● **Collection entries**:
□ □ □ □

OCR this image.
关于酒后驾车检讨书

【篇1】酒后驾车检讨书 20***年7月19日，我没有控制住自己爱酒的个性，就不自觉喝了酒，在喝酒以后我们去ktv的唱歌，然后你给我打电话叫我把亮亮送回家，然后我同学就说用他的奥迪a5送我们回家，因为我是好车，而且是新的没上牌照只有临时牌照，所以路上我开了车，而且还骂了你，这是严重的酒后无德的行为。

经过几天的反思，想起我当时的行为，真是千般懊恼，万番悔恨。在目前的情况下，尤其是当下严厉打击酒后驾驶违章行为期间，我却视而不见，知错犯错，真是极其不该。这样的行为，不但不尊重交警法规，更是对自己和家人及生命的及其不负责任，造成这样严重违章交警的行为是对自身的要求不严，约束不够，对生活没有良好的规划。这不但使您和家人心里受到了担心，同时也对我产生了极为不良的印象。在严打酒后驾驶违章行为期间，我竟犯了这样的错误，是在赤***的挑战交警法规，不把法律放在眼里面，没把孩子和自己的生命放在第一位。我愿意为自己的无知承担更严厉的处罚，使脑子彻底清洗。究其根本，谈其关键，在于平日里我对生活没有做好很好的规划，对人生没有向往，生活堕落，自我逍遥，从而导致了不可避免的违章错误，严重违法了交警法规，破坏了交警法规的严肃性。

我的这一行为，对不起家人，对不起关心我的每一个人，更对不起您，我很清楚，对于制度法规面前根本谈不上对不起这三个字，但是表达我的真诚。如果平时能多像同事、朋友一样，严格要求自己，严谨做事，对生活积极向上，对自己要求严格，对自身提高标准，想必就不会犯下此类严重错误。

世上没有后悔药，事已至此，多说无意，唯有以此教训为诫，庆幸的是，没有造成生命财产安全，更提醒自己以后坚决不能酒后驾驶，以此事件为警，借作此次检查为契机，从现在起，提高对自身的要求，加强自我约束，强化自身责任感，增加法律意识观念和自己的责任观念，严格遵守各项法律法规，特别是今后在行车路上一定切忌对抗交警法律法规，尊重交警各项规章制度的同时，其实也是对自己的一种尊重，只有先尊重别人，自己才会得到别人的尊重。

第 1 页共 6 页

□ □ □ □

● **TASK INSTRUCTIONS**: The full set of records should be duplicated exactly.

● **COMPLETE OUTPUT**:
OCR this image.
关于酒后驾车检讨书

【篇1】酒后驾车检讨书 20***年7月19日，我没有控制住自己爱酒的个性，就不自觉喝了酒，在喝酒以后我们去ktv的唱歌，然后你给我打电话叫我把亮亮送回家，然后我同学就说用他的奥迪a5送我们回家，因为我是好车，而且是新的没上牌照只有临时牌照，所以路上我开了车，而且还骂了你，这是严重的酒后无德的行为。

经过几天的反思，想起我当时的行为，真是千般懊恼，万番悔恨。在目前的情况下，尤其是当下严厉打击酒后驾驶违章行为期间，我却视而不见，知错犯错，真是极其不该。这样的行为，不但不尊重交警法规，更是对自己和家人及生命的及其不负责任，造成这样严重违章交警的行为是对自身的要求不严，约束不够，对生活没有良好的规划。这不但使您和家人心里受到了担心，同时也对我产生了极为不良的印象。在严打酒后驾驶违章行为期间，我竟犯了这样的错误，是在赤***的挑战交警法规，不把法律放在眼里面，没把孩子和自己的生命放在第一位。我愿意为自己的无知承担更严厉的处罚，使脑子彻底清洗。究其根本，谈其关键，在于平日里我对生活没有做好很好的规划，对人生没有向往，生活堕落，自我逍遥，从而导致了不可避免的违章错误，严重违法了交警法规，破坏了交警法规的严肃性。

我的这一行为，对不起家人，对不起关心我的每一个人，更对不起您，我很清楚，对于制度法规面前根本谈不上对不起这三个字，但是表达我的真诚。如果平时能多像同事、朋友一样，严格要求自己，严谨做事，对生活积极向上，对自己要求严格，对自身提高标准，想必就不会犯下此类严重错误。

世上没有后悔药，事已至此，多说无意，唯有以此教训为诫，庆幸的是，没有造成生命财产安全，更提醒自己以后坚决不能酒后驾驶，以此事件为警，借作此次检查为契机，从现在起，提高对自身的要求，加强自我约束，强化自身责任感，增加法律意识观念和自己的责任观念，严格遵守各项法律法规，特别是今后在行车路上一定切忌对抗交警法律法规，尊重交警各项规章制度的同时，其实也是对自己的一种尊重，只有先尊重别人，自己才会得到别人的尊重。

第 1 页共 6 页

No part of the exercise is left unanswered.